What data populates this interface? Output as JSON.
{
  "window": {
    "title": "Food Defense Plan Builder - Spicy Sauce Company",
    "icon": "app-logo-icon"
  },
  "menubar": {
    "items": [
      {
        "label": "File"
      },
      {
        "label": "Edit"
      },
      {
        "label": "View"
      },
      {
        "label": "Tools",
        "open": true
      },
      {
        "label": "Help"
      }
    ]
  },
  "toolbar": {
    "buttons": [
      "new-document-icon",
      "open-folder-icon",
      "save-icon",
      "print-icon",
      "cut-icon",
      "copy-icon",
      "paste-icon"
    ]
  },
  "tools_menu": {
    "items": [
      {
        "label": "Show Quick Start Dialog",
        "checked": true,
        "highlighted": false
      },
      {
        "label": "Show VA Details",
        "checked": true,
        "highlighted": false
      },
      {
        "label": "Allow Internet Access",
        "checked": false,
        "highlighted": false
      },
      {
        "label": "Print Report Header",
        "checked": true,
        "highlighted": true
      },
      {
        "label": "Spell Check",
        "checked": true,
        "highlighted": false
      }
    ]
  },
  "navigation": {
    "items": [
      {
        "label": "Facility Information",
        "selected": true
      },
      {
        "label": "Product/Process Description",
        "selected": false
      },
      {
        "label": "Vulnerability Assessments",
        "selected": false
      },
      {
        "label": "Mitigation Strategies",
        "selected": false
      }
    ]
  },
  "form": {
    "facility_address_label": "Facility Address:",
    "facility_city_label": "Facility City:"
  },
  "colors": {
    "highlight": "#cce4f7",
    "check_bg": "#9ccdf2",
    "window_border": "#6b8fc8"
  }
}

========

▸ **What is required**
Pull out all lines from the listing that contain the string "Facility".

▸ **Written solution**
        "label": "Facility Information",
    "facility_address_label": "Facility Address:",
    "facility_city_label": "Facility City:"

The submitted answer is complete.